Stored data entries
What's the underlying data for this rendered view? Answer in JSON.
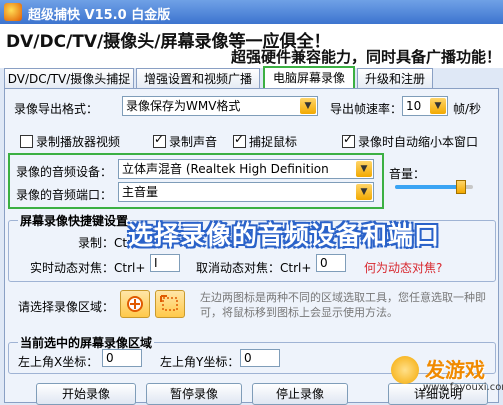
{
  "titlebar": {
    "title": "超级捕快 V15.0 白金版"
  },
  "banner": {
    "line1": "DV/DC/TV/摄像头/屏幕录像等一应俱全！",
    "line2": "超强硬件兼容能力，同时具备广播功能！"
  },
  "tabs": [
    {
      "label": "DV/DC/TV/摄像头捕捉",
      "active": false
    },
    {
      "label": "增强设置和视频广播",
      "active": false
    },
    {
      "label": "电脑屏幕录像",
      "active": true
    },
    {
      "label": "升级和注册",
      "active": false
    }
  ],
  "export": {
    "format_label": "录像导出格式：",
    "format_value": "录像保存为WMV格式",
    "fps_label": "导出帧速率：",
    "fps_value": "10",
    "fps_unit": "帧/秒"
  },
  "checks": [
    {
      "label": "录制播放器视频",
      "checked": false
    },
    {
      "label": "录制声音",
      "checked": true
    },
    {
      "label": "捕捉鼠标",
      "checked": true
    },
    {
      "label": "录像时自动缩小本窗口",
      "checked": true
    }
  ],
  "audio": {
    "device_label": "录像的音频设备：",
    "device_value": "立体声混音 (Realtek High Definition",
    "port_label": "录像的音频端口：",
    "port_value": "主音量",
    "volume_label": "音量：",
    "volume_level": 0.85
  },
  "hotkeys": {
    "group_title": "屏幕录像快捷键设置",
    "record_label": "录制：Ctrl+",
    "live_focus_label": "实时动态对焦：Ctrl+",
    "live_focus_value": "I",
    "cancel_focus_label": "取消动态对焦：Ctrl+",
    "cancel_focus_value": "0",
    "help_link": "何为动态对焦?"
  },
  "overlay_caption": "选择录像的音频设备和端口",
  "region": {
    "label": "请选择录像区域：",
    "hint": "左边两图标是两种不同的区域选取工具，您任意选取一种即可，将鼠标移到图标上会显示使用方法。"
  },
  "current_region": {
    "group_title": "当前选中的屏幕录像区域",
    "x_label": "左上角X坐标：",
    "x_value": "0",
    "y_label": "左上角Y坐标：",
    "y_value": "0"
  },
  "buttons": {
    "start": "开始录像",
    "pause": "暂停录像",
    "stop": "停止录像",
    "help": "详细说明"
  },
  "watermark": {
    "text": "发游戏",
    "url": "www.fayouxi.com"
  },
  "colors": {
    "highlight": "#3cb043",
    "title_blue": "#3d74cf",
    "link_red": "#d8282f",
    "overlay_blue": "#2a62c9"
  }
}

---

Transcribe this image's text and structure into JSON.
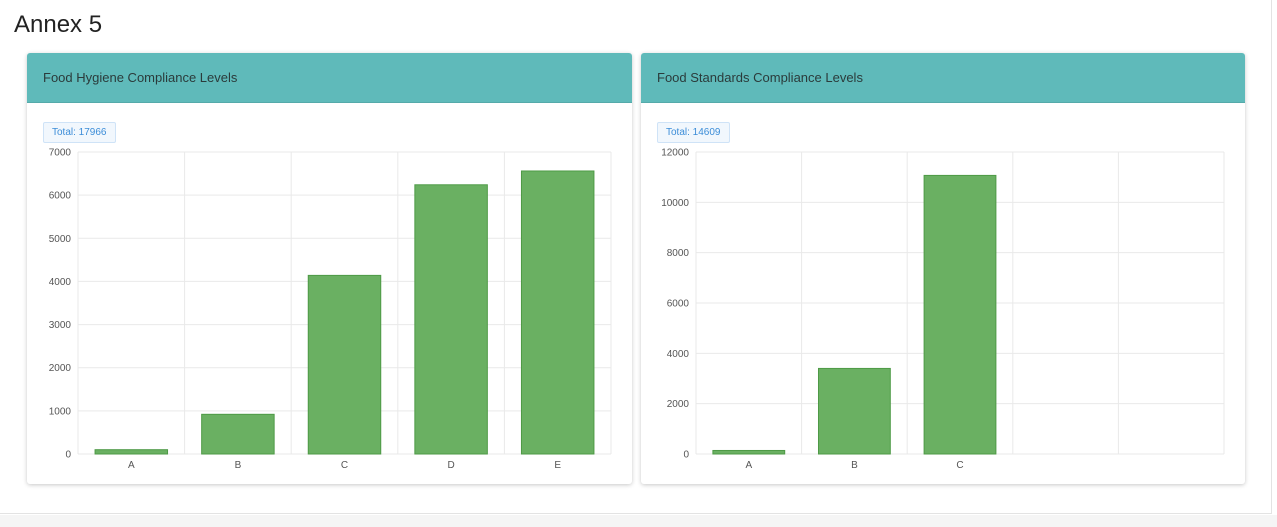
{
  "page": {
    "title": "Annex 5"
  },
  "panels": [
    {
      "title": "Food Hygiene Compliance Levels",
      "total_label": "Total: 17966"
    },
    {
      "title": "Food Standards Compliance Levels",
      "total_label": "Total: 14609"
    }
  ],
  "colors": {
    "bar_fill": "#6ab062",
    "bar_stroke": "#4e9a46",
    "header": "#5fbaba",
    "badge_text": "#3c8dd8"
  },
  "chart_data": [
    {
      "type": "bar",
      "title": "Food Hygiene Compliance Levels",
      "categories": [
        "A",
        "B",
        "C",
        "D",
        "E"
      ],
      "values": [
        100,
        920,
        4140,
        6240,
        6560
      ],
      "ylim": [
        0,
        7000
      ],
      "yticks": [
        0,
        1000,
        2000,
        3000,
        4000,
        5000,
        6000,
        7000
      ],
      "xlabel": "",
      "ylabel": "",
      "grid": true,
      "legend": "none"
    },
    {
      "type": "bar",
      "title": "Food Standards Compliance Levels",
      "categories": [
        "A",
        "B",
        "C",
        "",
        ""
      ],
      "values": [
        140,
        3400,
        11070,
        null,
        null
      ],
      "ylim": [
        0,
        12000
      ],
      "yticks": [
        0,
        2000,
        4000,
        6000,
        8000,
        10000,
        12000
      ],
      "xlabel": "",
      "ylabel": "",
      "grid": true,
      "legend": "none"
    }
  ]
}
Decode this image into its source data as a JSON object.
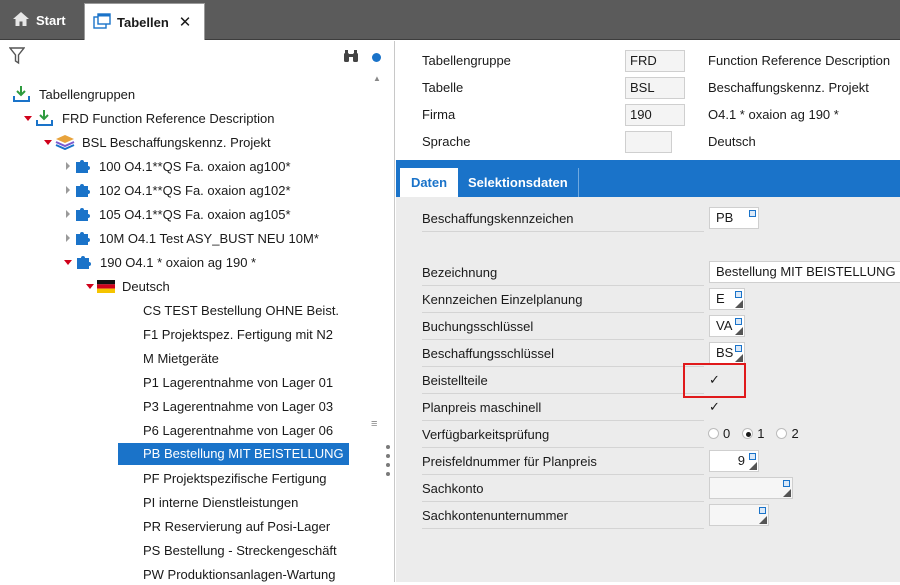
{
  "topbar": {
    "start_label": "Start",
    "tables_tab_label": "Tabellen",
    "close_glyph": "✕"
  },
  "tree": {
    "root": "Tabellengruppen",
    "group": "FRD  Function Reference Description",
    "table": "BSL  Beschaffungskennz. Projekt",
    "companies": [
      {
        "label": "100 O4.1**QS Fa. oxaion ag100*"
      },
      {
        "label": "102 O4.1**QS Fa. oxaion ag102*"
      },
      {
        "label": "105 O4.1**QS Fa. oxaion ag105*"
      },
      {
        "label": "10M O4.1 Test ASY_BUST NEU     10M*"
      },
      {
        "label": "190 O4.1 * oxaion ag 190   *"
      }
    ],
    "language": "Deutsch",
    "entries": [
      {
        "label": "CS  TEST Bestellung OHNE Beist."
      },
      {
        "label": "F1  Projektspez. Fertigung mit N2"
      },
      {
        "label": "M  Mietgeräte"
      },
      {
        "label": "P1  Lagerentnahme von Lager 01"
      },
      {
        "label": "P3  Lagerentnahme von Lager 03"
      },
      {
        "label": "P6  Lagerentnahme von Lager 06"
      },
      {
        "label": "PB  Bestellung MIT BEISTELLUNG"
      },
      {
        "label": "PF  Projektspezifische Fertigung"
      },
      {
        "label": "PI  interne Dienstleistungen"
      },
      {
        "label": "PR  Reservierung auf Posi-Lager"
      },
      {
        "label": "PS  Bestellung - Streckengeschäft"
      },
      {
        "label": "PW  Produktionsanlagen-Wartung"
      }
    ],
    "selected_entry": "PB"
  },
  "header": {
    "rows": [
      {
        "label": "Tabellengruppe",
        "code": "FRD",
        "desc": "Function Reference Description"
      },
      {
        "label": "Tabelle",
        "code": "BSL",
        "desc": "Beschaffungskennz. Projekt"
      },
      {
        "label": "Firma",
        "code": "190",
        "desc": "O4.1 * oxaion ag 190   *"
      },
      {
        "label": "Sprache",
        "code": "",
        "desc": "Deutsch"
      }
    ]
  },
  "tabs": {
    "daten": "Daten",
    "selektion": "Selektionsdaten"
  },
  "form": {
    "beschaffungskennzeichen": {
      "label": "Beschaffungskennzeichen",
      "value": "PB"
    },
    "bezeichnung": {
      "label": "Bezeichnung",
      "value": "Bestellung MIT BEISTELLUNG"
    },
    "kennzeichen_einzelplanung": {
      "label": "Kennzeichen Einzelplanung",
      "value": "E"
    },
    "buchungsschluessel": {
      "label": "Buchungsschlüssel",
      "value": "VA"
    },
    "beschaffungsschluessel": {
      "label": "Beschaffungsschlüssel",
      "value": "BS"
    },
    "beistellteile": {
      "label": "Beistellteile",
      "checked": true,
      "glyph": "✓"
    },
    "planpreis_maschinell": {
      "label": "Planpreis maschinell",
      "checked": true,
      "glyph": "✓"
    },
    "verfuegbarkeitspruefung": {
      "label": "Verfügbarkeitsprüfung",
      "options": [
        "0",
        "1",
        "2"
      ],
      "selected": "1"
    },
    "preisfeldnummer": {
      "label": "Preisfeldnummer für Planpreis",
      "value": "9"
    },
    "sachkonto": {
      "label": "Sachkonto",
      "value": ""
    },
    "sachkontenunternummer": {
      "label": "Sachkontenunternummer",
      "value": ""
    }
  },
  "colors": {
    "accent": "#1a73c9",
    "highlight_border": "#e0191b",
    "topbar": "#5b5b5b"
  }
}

...

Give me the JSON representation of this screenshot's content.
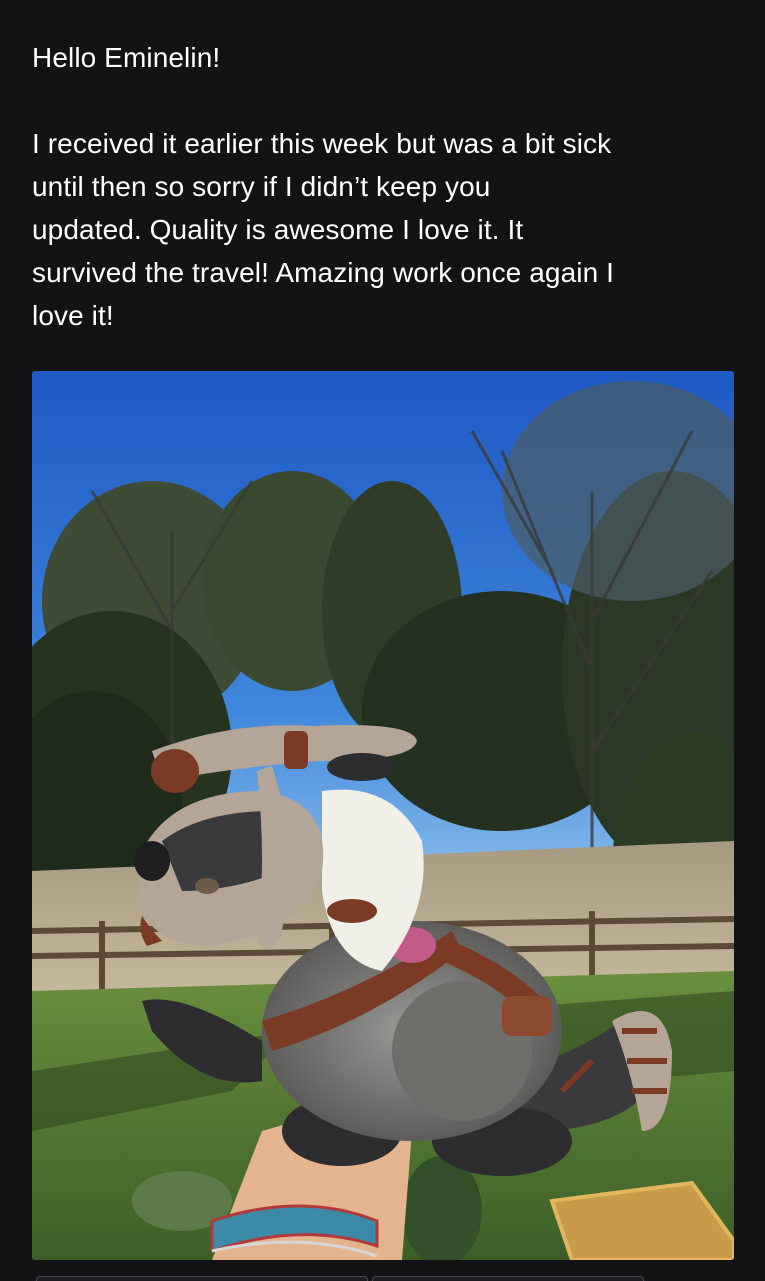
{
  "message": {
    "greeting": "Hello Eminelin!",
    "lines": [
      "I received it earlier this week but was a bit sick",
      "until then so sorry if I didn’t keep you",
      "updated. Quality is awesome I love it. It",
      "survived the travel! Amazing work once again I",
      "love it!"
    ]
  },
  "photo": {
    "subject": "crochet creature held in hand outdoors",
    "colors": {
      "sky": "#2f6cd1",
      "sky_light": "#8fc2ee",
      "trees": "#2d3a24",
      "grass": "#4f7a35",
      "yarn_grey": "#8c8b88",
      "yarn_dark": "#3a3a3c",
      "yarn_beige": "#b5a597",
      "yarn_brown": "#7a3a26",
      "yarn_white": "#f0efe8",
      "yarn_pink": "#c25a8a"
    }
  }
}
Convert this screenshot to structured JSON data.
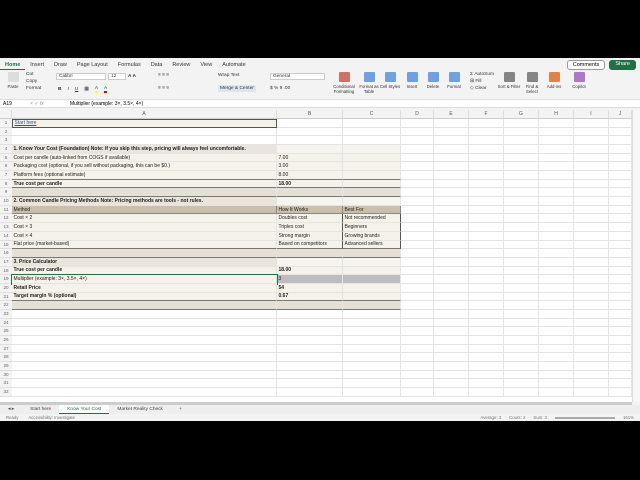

### What the task asks
Write out, exactly and with nothing added, everything from the line with "Give me the" down to the line with "Convert this screenshot", both included. Drop any pictures.

### Result
Give me the JSON representation of this screenshot's content.
{
  "message": {
    "greeting": "Hello Eminelin!",
    "lines": [
      "I received it earlier this week but was a bit sick",
      "until then so sorry if I didn’t keep you",
      "updated. Quality is awesome I love it. It",
      "survived the travel! Amazing work once again I",
      "love it!"
    ]
  },
  "photo": {
    "subject": "crochet creature held in hand outdoors",
    "colors": {
      "sky": "#2f6cd1",
      "sky_light": "#8fc2ee",
      "trees": "#2d3a24",
      "grass": "#4f7a35",
      "yarn_grey": "#8c8b88",
      "yarn_dark": "#3a3a3c",
      "yarn_beige": "#b5a597",
      "yarn_brown": "#7a3a26",
      "yarn_white": "#f0efe8",
      "yarn_pink": "#c25a8a"
    }
  }
}
Convert this screenshot to structured JSON data.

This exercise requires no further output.